= What you have to do =
Type out every line below exactly as it reads.

= Data provided =
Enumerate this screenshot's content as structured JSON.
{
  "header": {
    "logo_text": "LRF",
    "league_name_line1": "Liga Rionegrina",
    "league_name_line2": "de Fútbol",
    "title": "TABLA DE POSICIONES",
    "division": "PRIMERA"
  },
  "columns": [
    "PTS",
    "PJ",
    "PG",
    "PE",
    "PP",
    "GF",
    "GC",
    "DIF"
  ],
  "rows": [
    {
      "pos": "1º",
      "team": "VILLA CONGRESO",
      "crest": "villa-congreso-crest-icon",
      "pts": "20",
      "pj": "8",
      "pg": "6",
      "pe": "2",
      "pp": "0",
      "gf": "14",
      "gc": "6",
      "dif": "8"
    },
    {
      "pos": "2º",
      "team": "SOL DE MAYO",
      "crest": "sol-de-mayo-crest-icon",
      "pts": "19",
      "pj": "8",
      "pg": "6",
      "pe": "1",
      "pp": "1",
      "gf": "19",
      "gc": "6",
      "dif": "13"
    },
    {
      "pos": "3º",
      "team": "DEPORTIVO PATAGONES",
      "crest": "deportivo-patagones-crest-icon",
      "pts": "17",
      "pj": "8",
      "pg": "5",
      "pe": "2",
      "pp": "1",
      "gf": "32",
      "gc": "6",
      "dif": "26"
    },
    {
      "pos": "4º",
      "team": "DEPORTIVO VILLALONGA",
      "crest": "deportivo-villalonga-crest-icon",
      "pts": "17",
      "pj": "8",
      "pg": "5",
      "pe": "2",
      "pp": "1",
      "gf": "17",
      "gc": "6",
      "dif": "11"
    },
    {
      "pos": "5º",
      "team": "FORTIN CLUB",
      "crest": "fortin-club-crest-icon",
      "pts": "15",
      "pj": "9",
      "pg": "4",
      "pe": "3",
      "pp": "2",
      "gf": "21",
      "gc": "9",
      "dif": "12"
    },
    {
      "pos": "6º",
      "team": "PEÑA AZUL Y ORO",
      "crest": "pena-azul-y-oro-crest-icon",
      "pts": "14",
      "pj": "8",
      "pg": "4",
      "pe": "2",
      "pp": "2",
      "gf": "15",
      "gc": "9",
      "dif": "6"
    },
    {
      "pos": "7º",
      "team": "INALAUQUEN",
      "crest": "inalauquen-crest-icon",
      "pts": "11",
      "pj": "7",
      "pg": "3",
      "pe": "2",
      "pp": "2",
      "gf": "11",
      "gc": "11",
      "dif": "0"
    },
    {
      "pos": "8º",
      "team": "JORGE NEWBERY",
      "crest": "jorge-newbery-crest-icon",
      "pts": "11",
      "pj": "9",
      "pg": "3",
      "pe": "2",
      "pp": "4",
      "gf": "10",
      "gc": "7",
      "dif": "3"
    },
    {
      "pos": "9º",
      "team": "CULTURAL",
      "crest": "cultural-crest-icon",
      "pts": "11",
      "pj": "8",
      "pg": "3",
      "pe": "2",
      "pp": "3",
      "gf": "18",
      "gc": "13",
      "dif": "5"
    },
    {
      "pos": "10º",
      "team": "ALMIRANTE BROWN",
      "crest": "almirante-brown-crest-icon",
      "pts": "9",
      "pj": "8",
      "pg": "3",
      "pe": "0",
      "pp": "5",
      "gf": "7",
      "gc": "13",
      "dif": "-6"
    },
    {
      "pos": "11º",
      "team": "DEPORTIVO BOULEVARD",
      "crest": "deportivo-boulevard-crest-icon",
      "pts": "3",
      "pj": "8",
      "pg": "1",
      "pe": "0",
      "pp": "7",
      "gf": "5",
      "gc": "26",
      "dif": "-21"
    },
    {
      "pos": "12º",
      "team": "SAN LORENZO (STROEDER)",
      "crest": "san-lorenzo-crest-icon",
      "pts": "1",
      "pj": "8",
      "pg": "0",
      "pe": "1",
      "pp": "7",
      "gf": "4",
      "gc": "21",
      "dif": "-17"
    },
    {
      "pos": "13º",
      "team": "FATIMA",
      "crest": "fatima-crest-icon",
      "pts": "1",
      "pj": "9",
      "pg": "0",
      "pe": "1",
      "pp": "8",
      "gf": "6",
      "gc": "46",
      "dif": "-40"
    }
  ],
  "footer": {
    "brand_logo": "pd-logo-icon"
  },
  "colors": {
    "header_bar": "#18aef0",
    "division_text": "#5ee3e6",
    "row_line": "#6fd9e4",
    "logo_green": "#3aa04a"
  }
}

= Result for this exercise =
Enumerate this screenshot's content as structured JSON.
{
  "header": {
    "logo_text": "LRF",
    "league_name_line1": "Liga Rionegrina",
    "league_name_line2": "de Fútbol",
    "title": "TABLA DE POSICIONES",
    "division": "PRIMERA"
  },
  "columns": [
    "PTS",
    "PJ",
    "PG",
    "PE",
    "PP",
    "GF",
    "GC",
    "DIF"
  ],
  "rows": [
    {
      "pos": "1º",
      "team": "VILLA CONGRESO",
      "crest": "villa-congreso-crest-icon",
      "pts": "20",
      "pj": "8",
      "pg": "6",
      "pe": "2",
      "pp": "0",
      "gf": "14",
      "gc": "6",
      "dif": "8"
    },
    {
      "pos": "2º",
      "team": "SOL DE MAYO",
      "crest": "sol-de-mayo-crest-icon",
      "pts": "19",
      "pj": "8",
      "pg": "6",
      "pe": "1",
      "pp": "1",
      "gf": "19",
      "gc": "6",
      "dif": "13"
    },
    {
      "pos": "3º",
      "team": "DEPORTIVO PATAGONES",
      "crest": "deportivo-patagones-crest-icon",
      "pts": "17",
      "pj": "8",
      "pg": "5",
      "pe": "2",
      "pp": "1",
      "gf": "32",
      "gc": "6",
      "dif": "26"
    },
    {
      "pos": "4º",
      "team": "DEPORTIVO VILLALONGA",
      "crest": "deportivo-villalonga-crest-icon",
      "pts": "17",
      "pj": "8",
      "pg": "5",
      "pe": "2",
      "pp": "1",
      "gf": "17",
      "gc": "6",
      "dif": "11"
    },
    {
      "pos": "5º",
      "team": "FORTIN CLUB",
      "crest": "fortin-club-crest-icon",
      "pts": "15",
      "pj": "9",
      "pg": "4",
      "pe": "3",
      "pp": "2",
      "gf": "21",
      "gc": "9",
      "dif": "12"
    },
    {
      "pos": "6º",
      "team": "PEÑA AZUL Y ORO",
      "crest": "pena-azul-y-oro-crest-icon",
      "pts": "14",
      "pj": "8",
      "pg": "4",
      "pe": "2",
      "pp": "2",
      "gf": "15",
      "gc": "9",
      "dif": "6"
    },
    {
      "pos": "7º",
      "team": "INALAUQUEN",
      "crest": "inalauquen-crest-icon",
      "pts": "11",
      "pj": "7",
      "pg": "3",
      "pe": "2",
      "pp": "2",
      "gf": "11",
      "gc": "11",
      "dif": "0"
    },
    {
      "pos": "8º",
      "team": "JORGE NEWBERY",
      "crest": "jorge-newbery-crest-icon",
      "pts": "11",
      "pj": "9",
      "pg": "3",
      "pe": "2",
      "pp": "4",
      "gf": "10",
      "gc": "7",
      "dif": "3"
    },
    {
      "pos": "9º",
      "team": "CULTURAL",
      "crest": "cultural-crest-icon",
      "pts": "11",
      "pj": "8",
      "pg": "3",
      "pe": "2",
      "pp": "3",
      "gf": "18",
      "gc": "13",
      "dif": "5"
    },
    {
      "pos": "10º",
      "team": "ALMIRANTE BROWN",
      "crest": "almirante-brown-crest-icon",
      "pts": "9",
      "pj": "8",
      "pg": "3",
      "pe": "0",
      "pp": "5",
      "gf": "7",
      "gc": "13",
      "dif": "-6"
    },
    {
      "pos": "11º",
      "team": "DEPORTIVO BOULEVARD",
      "crest": "deportivo-boulevard-crest-icon",
      "pts": "3",
      "pj": "8",
      "pg": "1",
      "pe": "0",
      "pp": "7",
      "gf": "5",
      "gc": "26",
      "dif": "-21"
    },
    {
      "pos": "12º",
      "team": "SAN LORENZO (STROEDER)",
      "crest": "san-lorenzo-crest-icon",
      "pts": "1",
      "pj": "8",
      "pg": "0",
      "pe": "1",
      "pp": "7",
      "gf": "4",
      "gc": "21",
      "dif": "-17"
    },
    {
      "pos": "13º",
      "team": "FATIMA",
      "crest": "fatima-crest-icon",
      "pts": "1",
      "pj": "9",
      "pg": "0",
      "pe": "1",
      "pp": "8",
      "gf": "6",
      "gc": "46",
      "dif": "-40"
    }
  ],
  "footer": {
    "brand_logo": "pd-logo-icon"
  },
  "colors": {
    "header_bar": "#18aef0",
    "division_text": "#5ee3e6",
    "row_line": "#6fd9e4",
    "logo_green": "#3aa04a"
  }
}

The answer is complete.